> **Exercise input**
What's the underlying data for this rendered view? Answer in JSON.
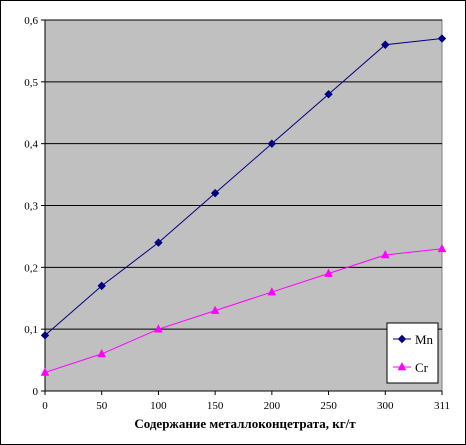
{
  "chart_data": {
    "type": "line",
    "title": "",
    "xlabel": "Содержание металлоконцетрата, кг/т",
    "ylabel": "",
    "categories": [
      "0",
      "50",
      "100",
      "150",
      "200",
      "250",
      "300",
      "311"
    ],
    "ylim": [
      0,
      0.6
    ],
    "y_ticks": [
      "0",
      "0,1",
      "0,2",
      "0,3",
      "0,4",
      "0,5",
      "0,6"
    ],
    "grid": true,
    "legend_position": "bottom-right",
    "series": [
      {
        "name": "Mn",
        "color": "#000080",
        "marker": "diamond",
        "values": [
          0.09,
          0.17,
          0.24,
          0.32,
          0.4,
          0.48,
          0.56,
          0.57
        ]
      },
      {
        "name": "Cr",
        "color": "#ff00ff",
        "marker": "triangle",
        "values": [
          0.03,
          0.06,
          0.1,
          0.13,
          0.16,
          0.19,
          0.22,
          0.23
        ]
      }
    ],
    "plot_background": "#c0c0c0"
  }
}
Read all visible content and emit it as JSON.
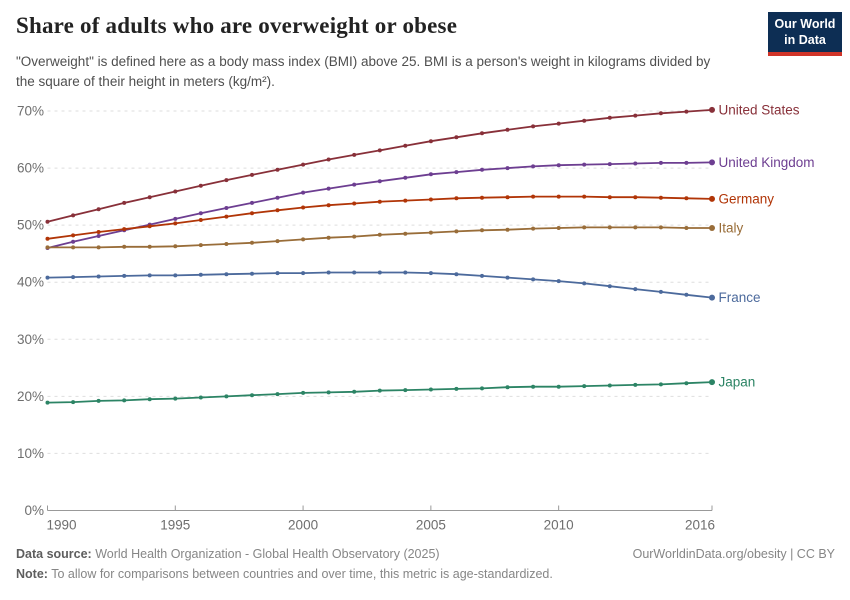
{
  "header": {
    "title": "Share of adults who are overweight or obese",
    "subtitle": "\"Overweight\" is defined here as a body mass index (BMI) above 25. BMI is a person's weight in kilograms divided by the square of their height in meters (kg/m²).",
    "logo": {
      "line1": "Our World",
      "line2": "in Data",
      "bg_color": "#0d2e54",
      "accent_color": "#d03428"
    }
  },
  "footer": {
    "source_label": "Data source:",
    "source_text": " World Health Organization - Global Health Observatory (2025)",
    "right_text": "OurWorldinData.org/obesity | CC BY",
    "note_label": "Note:",
    "note_text": " To allow for comparisons between countries and over time, this metric is age-standardized."
  },
  "chart_data": {
    "type": "line",
    "title": "Share of adults who are overweight or obese",
    "xlabel": "",
    "ylabel": "",
    "ylim": [
      0,
      70
    ],
    "yticks": [
      0,
      10,
      20,
      30,
      40,
      50,
      60,
      70
    ],
    "ytick_suffix": "%",
    "xticks": [
      1990,
      1995,
      2000,
      2005,
      2010,
      2016
    ],
    "grid": "horizontal-dashed",
    "legend_position": "end-of-line-labels",
    "axis_color": "#999999",
    "grid_color": "#dedede",
    "x": [
      1990,
      1991,
      1992,
      1993,
      1994,
      1995,
      1996,
      1997,
      1998,
      1999,
      2000,
      2001,
      2002,
      2003,
      2004,
      2005,
      2006,
      2007,
      2008,
      2009,
      2010,
      2011,
      2012,
      2013,
      2014,
      2015,
      2016
    ],
    "series": [
      {
        "name": "United States",
        "color": "#883039",
        "values": [
          50.6,
          51.7,
          52.8,
          53.9,
          54.9,
          55.9,
          56.9,
          57.9,
          58.8,
          59.7,
          60.6,
          61.5,
          62.3,
          63.1,
          63.9,
          64.7,
          65.4,
          66.1,
          66.7,
          67.3,
          67.8,
          68.3,
          68.8,
          69.2,
          69.6,
          69.9,
          70.2
        ]
      },
      {
        "name": "United Kingdom",
        "color": "#6D3E91",
        "values": [
          46.0,
          47.1,
          48.1,
          49.1,
          50.1,
          51.1,
          52.1,
          53.0,
          53.9,
          54.8,
          55.7,
          56.4,
          57.1,
          57.7,
          58.3,
          58.9,
          59.3,
          59.7,
          60.0,
          60.3,
          60.5,
          60.6,
          60.7,
          60.8,
          60.9,
          60.9,
          61.0
        ]
      },
      {
        "name": "Germany",
        "color": "#B13507",
        "values": [
          47.6,
          48.2,
          48.8,
          49.3,
          49.8,
          50.3,
          50.9,
          51.5,
          52.1,
          52.6,
          53.1,
          53.5,
          53.8,
          54.1,
          54.3,
          54.5,
          54.7,
          54.8,
          54.9,
          55.0,
          55.0,
          55.0,
          54.9,
          54.9,
          54.8,
          54.7,
          54.6
        ]
      },
      {
        "name": "Italy",
        "color": "#996D39",
        "values": [
          46.1,
          46.1,
          46.1,
          46.2,
          46.2,
          46.3,
          46.5,
          46.7,
          46.9,
          47.2,
          47.5,
          47.8,
          48.0,
          48.3,
          48.5,
          48.7,
          48.9,
          49.1,
          49.2,
          49.4,
          49.5,
          49.6,
          49.6,
          49.6,
          49.6,
          49.5,
          49.5
        ]
      },
      {
        "name": "France",
        "color": "#4C6A9C",
        "values": [
          40.8,
          40.9,
          41.0,
          41.1,
          41.2,
          41.2,
          41.3,
          41.4,
          41.5,
          41.6,
          41.6,
          41.7,
          41.7,
          41.7,
          41.7,
          41.6,
          41.4,
          41.1,
          40.8,
          40.5,
          40.2,
          39.8,
          39.3,
          38.8,
          38.3,
          37.8,
          37.3
        ]
      },
      {
        "name": "Japan",
        "color": "#2C8465",
        "values": [
          18.9,
          19.0,
          19.2,
          19.3,
          19.5,
          19.6,
          19.8,
          20.0,
          20.2,
          20.4,
          20.6,
          20.7,
          20.8,
          21.0,
          21.1,
          21.2,
          21.3,
          21.4,
          21.6,
          21.7,
          21.7,
          21.8,
          21.9,
          22.0,
          22.1,
          22.3,
          22.5
        ]
      }
    ]
  }
}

> **Instructions for the task**
Each line of the data should be quoted exactly, with pictures left out.

> **Written answer**
What's the underlying data for this rendered view? Answer in JSON.
{
  "chart_data": {
    "type": "line",
    "title": "",
    "xlabel": "Содержание металлоконцетрата, кг/т",
    "ylabel": "",
    "categories": [
      "0",
      "50",
      "100",
      "150",
      "200",
      "250",
      "300",
      "311"
    ],
    "ylim": [
      0,
      0.6
    ],
    "y_ticks": [
      "0",
      "0,1",
      "0,2",
      "0,3",
      "0,4",
      "0,5",
      "0,6"
    ],
    "grid": true,
    "legend_position": "bottom-right",
    "series": [
      {
        "name": "Mn",
        "color": "#000080",
        "marker": "diamond",
        "values": [
          0.09,
          0.17,
          0.24,
          0.32,
          0.4,
          0.48,
          0.56,
          0.57
        ]
      },
      {
        "name": "Cr",
        "color": "#ff00ff",
        "marker": "triangle",
        "values": [
          0.03,
          0.06,
          0.1,
          0.13,
          0.16,
          0.19,
          0.22,
          0.23
        ]
      }
    ],
    "plot_background": "#c0c0c0"
  }
}
Read all visible content and emit it as JSON.
{
  "header": {
    "title": "Share of adults who are overweight or obese",
    "subtitle": "\"Overweight\" is defined here as a body mass index (BMI) above 25. BMI is a person's weight in kilograms divided by the square of their height in meters (kg/m²).",
    "logo": {
      "line1": "Our World",
      "line2": "in Data",
      "bg_color": "#0d2e54",
      "accent_color": "#d03428"
    }
  },
  "footer": {
    "source_label": "Data source:",
    "source_text": " World Health Organization - Global Health Observatory (2025)",
    "right_text": "OurWorldinData.org/obesity | CC BY",
    "note_label": "Note:",
    "note_text": " To allow for comparisons between countries and over time, this metric is age-standardized."
  },
  "chart_data": {
    "type": "line",
    "title": "Share of adults who are overweight or obese",
    "xlabel": "",
    "ylabel": "",
    "ylim": [
      0,
      70
    ],
    "yticks": [
      0,
      10,
      20,
      30,
      40,
      50,
      60,
      70
    ],
    "ytick_suffix": "%",
    "xticks": [
      1990,
      1995,
      2000,
      2005,
      2010,
      2016
    ],
    "grid": "horizontal-dashed",
    "legend_position": "end-of-line-labels",
    "axis_color": "#999999",
    "grid_color": "#dedede",
    "x": [
      1990,
      1991,
      1992,
      1993,
      1994,
      1995,
      1996,
      1997,
      1998,
      1999,
      2000,
      2001,
      2002,
      2003,
      2004,
      2005,
      2006,
      2007,
      2008,
      2009,
      2010,
      2011,
      2012,
      2013,
      2014,
      2015,
      2016
    ],
    "series": [
      {
        "name": "United States",
        "color": "#883039",
        "values": [
          50.6,
          51.7,
          52.8,
          53.9,
          54.9,
          55.9,
          56.9,
          57.9,
          58.8,
          59.7,
          60.6,
          61.5,
          62.3,
          63.1,
          63.9,
          64.7,
          65.4,
          66.1,
          66.7,
          67.3,
          67.8,
          68.3,
          68.8,
          69.2,
          69.6,
          69.9,
          70.2
        ]
      },
      {
        "name": "United Kingdom",
        "color": "#6D3E91",
        "values": [
          46.0,
          47.1,
          48.1,
          49.1,
          50.1,
          51.1,
          52.1,
          53.0,
          53.9,
          54.8,
          55.7,
          56.4,
          57.1,
          57.7,
          58.3,
          58.9,
          59.3,
          59.7,
          60.0,
          60.3,
          60.5,
          60.6,
          60.7,
          60.8,
          60.9,
          60.9,
          61.0
        ]
      },
      {
        "name": "Germany",
        "color": "#B13507",
        "values": [
          47.6,
          48.2,
          48.8,
          49.3,
          49.8,
          50.3,
          50.9,
          51.5,
          52.1,
          52.6,
          53.1,
          53.5,
          53.8,
          54.1,
          54.3,
          54.5,
          54.7,
          54.8,
          54.9,
          55.0,
          55.0,
          55.0,
          54.9,
          54.9,
          54.8,
          54.7,
          54.6
        ]
      },
      {
        "name": "Italy",
        "color": "#996D39",
        "values": [
          46.1,
          46.1,
          46.1,
          46.2,
          46.2,
          46.3,
          46.5,
          46.7,
          46.9,
          47.2,
          47.5,
          47.8,
          48.0,
          48.3,
          48.5,
          48.7,
          48.9,
          49.1,
          49.2,
          49.4,
          49.5,
          49.6,
          49.6,
          49.6,
          49.6,
          49.5,
          49.5
        ]
      },
      {
        "name": "France",
        "color": "#4C6A9C",
        "values": [
          40.8,
          40.9,
          41.0,
          41.1,
          41.2,
          41.2,
          41.3,
          41.4,
          41.5,
          41.6,
          41.6,
          41.7,
          41.7,
          41.7,
          41.7,
          41.6,
          41.4,
          41.1,
          40.8,
          40.5,
          40.2,
          39.8,
          39.3,
          38.8,
          38.3,
          37.8,
          37.3
        ]
      },
      {
        "name": "Japan",
        "color": "#2C8465",
        "values": [
          18.9,
          19.0,
          19.2,
          19.3,
          19.5,
          19.6,
          19.8,
          20.0,
          20.2,
          20.4,
          20.6,
          20.7,
          20.8,
          21.0,
          21.1,
          21.2,
          21.3,
          21.4,
          21.6,
          21.7,
          21.7,
          21.8,
          21.9,
          22.0,
          22.1,
          22.3,
          22.5
        ]
      }
    ]
  }
}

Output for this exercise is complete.